Data rows:
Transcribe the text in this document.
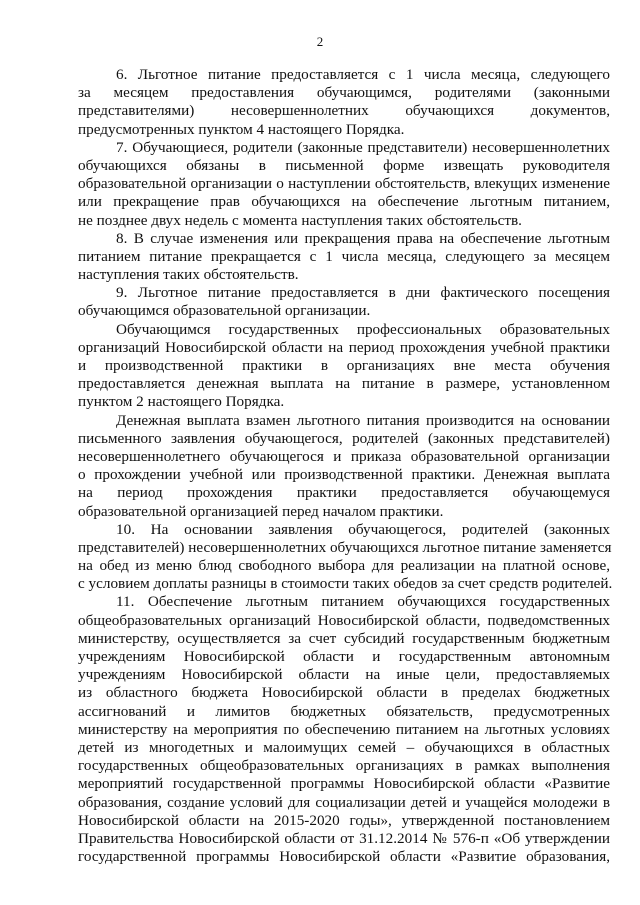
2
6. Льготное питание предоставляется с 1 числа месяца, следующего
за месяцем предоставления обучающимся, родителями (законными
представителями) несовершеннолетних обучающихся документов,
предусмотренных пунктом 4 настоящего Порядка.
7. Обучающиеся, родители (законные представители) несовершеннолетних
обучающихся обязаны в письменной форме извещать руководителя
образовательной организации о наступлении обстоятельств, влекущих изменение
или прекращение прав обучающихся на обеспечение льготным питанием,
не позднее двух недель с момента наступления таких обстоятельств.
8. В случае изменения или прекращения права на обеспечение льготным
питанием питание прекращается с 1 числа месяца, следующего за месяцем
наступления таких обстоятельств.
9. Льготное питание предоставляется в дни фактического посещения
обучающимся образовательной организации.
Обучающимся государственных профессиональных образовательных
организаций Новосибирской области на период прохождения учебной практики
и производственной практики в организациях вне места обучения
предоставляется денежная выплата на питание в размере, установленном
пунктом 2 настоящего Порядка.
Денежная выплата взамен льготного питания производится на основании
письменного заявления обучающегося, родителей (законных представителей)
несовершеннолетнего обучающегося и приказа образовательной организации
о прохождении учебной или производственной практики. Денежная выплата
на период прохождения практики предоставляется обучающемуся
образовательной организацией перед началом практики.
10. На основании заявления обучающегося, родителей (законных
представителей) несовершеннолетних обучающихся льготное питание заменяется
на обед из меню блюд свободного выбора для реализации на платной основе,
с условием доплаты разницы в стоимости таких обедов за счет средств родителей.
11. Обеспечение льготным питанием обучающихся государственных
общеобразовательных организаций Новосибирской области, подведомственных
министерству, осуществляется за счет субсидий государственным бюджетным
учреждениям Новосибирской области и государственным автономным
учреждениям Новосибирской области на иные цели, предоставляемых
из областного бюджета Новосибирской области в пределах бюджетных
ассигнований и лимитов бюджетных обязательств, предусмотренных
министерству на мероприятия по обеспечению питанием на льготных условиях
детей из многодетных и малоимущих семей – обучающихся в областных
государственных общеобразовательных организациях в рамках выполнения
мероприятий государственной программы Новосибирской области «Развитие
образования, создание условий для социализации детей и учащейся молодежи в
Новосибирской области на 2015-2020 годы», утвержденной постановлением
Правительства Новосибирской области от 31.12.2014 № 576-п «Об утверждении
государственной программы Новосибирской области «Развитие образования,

Set task:
Pick every line with "несовершеннолетних" in it and copy it.

Response to the exercise:
представителями) несовершеннолетних обучающихся документов,
7. Обучающиеся, родители (законные представители) несовершеннолетних
представителей) несовершеннолетних обучающихся льготное питание заменяется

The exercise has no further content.